GIVEN INFORMATION =>
──────────────────────────────

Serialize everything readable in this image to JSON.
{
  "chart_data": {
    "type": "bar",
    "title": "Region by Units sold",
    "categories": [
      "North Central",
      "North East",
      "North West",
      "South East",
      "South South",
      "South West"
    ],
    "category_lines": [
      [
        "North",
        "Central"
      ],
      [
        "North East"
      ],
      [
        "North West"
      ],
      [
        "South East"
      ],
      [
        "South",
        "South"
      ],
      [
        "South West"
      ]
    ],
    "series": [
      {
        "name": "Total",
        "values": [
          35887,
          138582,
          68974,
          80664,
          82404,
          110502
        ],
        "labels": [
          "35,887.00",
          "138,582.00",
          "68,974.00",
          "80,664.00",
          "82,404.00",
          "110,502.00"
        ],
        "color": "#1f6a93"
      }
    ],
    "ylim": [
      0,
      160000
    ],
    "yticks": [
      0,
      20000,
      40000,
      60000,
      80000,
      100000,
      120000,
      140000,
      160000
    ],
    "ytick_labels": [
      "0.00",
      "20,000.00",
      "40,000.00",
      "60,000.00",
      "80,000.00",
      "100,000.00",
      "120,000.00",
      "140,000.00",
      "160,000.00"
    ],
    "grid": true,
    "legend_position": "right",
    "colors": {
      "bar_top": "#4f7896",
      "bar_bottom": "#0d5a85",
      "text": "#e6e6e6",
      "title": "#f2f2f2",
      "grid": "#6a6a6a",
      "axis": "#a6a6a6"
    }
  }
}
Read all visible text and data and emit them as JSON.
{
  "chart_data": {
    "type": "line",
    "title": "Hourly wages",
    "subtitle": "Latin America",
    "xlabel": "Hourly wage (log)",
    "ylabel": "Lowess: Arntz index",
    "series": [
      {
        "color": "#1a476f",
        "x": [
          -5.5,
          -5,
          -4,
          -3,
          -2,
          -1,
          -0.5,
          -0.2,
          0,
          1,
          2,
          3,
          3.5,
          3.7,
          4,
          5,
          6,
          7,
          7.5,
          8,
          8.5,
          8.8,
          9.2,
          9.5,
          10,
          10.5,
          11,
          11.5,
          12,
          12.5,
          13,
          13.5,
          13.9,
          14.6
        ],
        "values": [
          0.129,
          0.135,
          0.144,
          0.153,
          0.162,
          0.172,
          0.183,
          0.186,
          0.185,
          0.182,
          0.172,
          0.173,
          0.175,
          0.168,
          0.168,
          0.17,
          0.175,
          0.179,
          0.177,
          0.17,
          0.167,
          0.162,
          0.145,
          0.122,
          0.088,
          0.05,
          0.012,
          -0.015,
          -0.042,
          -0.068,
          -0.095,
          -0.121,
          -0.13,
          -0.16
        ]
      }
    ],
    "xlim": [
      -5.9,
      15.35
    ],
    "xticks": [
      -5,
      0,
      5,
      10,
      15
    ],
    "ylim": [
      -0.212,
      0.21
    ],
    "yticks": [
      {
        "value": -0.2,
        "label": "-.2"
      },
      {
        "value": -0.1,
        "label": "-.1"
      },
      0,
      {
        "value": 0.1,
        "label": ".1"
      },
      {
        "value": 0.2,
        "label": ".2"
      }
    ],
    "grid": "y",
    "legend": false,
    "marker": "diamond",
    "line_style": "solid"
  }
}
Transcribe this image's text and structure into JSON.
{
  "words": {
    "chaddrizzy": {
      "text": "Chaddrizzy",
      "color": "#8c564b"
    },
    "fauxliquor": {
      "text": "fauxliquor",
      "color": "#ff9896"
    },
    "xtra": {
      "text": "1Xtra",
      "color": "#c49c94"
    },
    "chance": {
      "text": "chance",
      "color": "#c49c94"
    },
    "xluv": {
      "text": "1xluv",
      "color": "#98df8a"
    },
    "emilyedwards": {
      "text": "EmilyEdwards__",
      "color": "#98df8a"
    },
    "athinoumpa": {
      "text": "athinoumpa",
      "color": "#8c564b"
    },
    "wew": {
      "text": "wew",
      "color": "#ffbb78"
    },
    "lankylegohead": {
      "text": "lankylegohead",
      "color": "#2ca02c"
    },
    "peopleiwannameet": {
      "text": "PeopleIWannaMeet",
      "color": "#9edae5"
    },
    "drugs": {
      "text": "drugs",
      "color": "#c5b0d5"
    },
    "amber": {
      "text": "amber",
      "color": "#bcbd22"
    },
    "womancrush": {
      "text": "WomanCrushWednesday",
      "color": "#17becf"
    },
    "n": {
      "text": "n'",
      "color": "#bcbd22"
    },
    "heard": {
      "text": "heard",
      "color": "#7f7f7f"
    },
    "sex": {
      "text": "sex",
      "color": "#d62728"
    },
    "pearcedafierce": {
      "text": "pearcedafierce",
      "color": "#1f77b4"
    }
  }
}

──────────────────────────────

Each record above must be given again exactly.

Serialize everything readable in this image to JSON.
{
  "chart_data": {
    "type": "bar",
    "title": "Region by Units sold",
    "categories": [
      "North Central",
      "North East",
      "North West",
      "South East",
      "South South",
      "South West"
    ],
    "category_lines": [
      [
        "North",
        "Central"
      ],
      [
        "North East"
      ],
      [
        "North West"
      ],
      [
        "South East"
      ],
      [
        "South",
        "South"
      ],
      [
        "South West"
      ]
    ],
    "series": [
      {
        "name": "Total",
        "values": [
          35887,
          138582,
          68974,
          80664,
          82404,
          110502
        ],
        "labels": [
          "35,887.00",
          "138,582.00",
          "68,974.00",
          "80,664.00",
          "82,404.00",
          "110,502.00"
        ],
        "color": "#1f6a93"
      }
    ],
    "ylim": [
      0,
      160000
    ],
    "yticks": [
      0,
      20000,
      40000,
      60000,
      80000,
      100000,
      120000,
      140000,
      160000
    ],
    "ytick_labels": [
      "0.00",
      "20,000.00",
      "40,000.00",
      "60,000.00",
      "80,000.00",
      "100,000.00",
      "120,000.00",
      "140,000.00",
      "160,000.00"
    ],
    "grid": true,
    "legend_position": "right",
    "colors": {
      "bar_top": "#4f7896",
      "bar_bottom": "#0d5a85",
      "text": "#e6e6e6",
      "title": "#f2f2f2",
      "grid": "#6a6a6a",
      "axis": "#a6a6a6"
    }
  }
}
Read all visible text and data and emit them as JSON.
{
  "chart_data": {
    "type": "line",
    "title": "Hourly wages",
    "subtitle": "Latin America",
    "xlabel": "Hourly wage (log)",
    "ylabel": "Lowess: Arntz index",
    "series": [
      {
        "color": "#1a476f",
        "x": [
          -5.5,
          -5,
          -4,
          -3,
          -2,
          -1,
          -0.5,
          -0.2,
          0,
          1,
          2,
          3,
          3.5,
          3.7,
          4,
          5,
          6,
          7,
          7.5,
          8,
          8.5,
          8.8,
          9.2,
          9.5,
          10,
          10.5,
          11,
          11.5,
          12,
          12.5,
          13,
          13.5,
          13.9,
          14.6
        ],
        "values": [
          0.129,
          0.135,
          0.144,
          0.153,
          0.162,
          0.172,
          0.183,
          0.186,
          0.185,
          0.182,
          0.172,
          0.173,
          0.175,
          0.168,
          0.168,
          0.17,
          0.175,
          0.179,
          0.177,
          0.17,
          0.167,
          0.162,
          0.145,
          0.122,
          0.088,
          0.05,
          0.012,
          -0.015,
          -0.042,
          -0.068,
          -0.095,
          -0.121,
          -0.13,
          -0.16
        ]
      }
    ],
    "xlim": [
      -5.9,
      15.35
    ],
    "xticks": [
      -5,
      0,
      5,
      10,
      15
    ],
    "ylim": [
      -0.212,
      0.21
    ],
    "yticks": [
      {
        "value": -0.2,
        "label": "-.2"
      },
      {
        "value": -0.1,
        "label": "-.1"
      },
      0,
      {
        "value": 0.1,
        "label": ".1"
      },
      {
        "value": 0.2,
        "label": ".2"
      }
    ],
    "grid": "y",
    "legend": false,
    "marker": "diamond",
    "line_style": "solid"
  }
}
Transcribe this image's text and structure into JSON.
{
  "words": {
    "chaddrizzy": {
      "text": "Chaddrizzy",
      "color": "#8c564b"
    },
    "fauxliquor": {
      "text": "fauxliquor",
      "color": "#ff9896"
    },
    "xtra": {
      "text": "1Xtra",
      "color": "#c49c94"
    },
    "chance": {
      "text": "chance",
      "color": "#c49c94"
    },
    "xluv": {
      "text": "1xluv",
      "color": "#98df8a"
    },
    "emilyedwards": {
      "text": "EmilyEdwards__",
      "color": "#98df8a"
    },
    "athinoumpa": {
      "text": "athinoumpa",
      "color": "#8c564b"
    },
    "wew": {
      "text": "wew",
      "color": "#ffbb78"
    },
    "lankylegohead": {
      "text": "lankylegohead",
      "color": "#2ca02c"
    },
    "peopleiwannameet": {
      "text": "PeopleIWannaMeet",
      "color": "#9edae5"
    },
    "drugs": {
      "text": "drugs",
      "color": "#c5b0d5"
    },
    "amber": {
      "text": "amber",
      "color": "#bcbd22"
    },
    "womancrush": {
      "text": "WomanCrushWednesday",
      "color": "#17becf"
    },
    "n": {
      "text": "n'",
      "color": "#bcbd22"
    },
    "heard": {
      "text": "heard",
      "color": "#7f7f7f"
    },
    "sex": {
      "text": "sex",
      "color": "#d62728"
    },
    "pearcedafierce": {
      "text": "pearcedafierce",
      "color": "#1f77b4"
    }
  }
}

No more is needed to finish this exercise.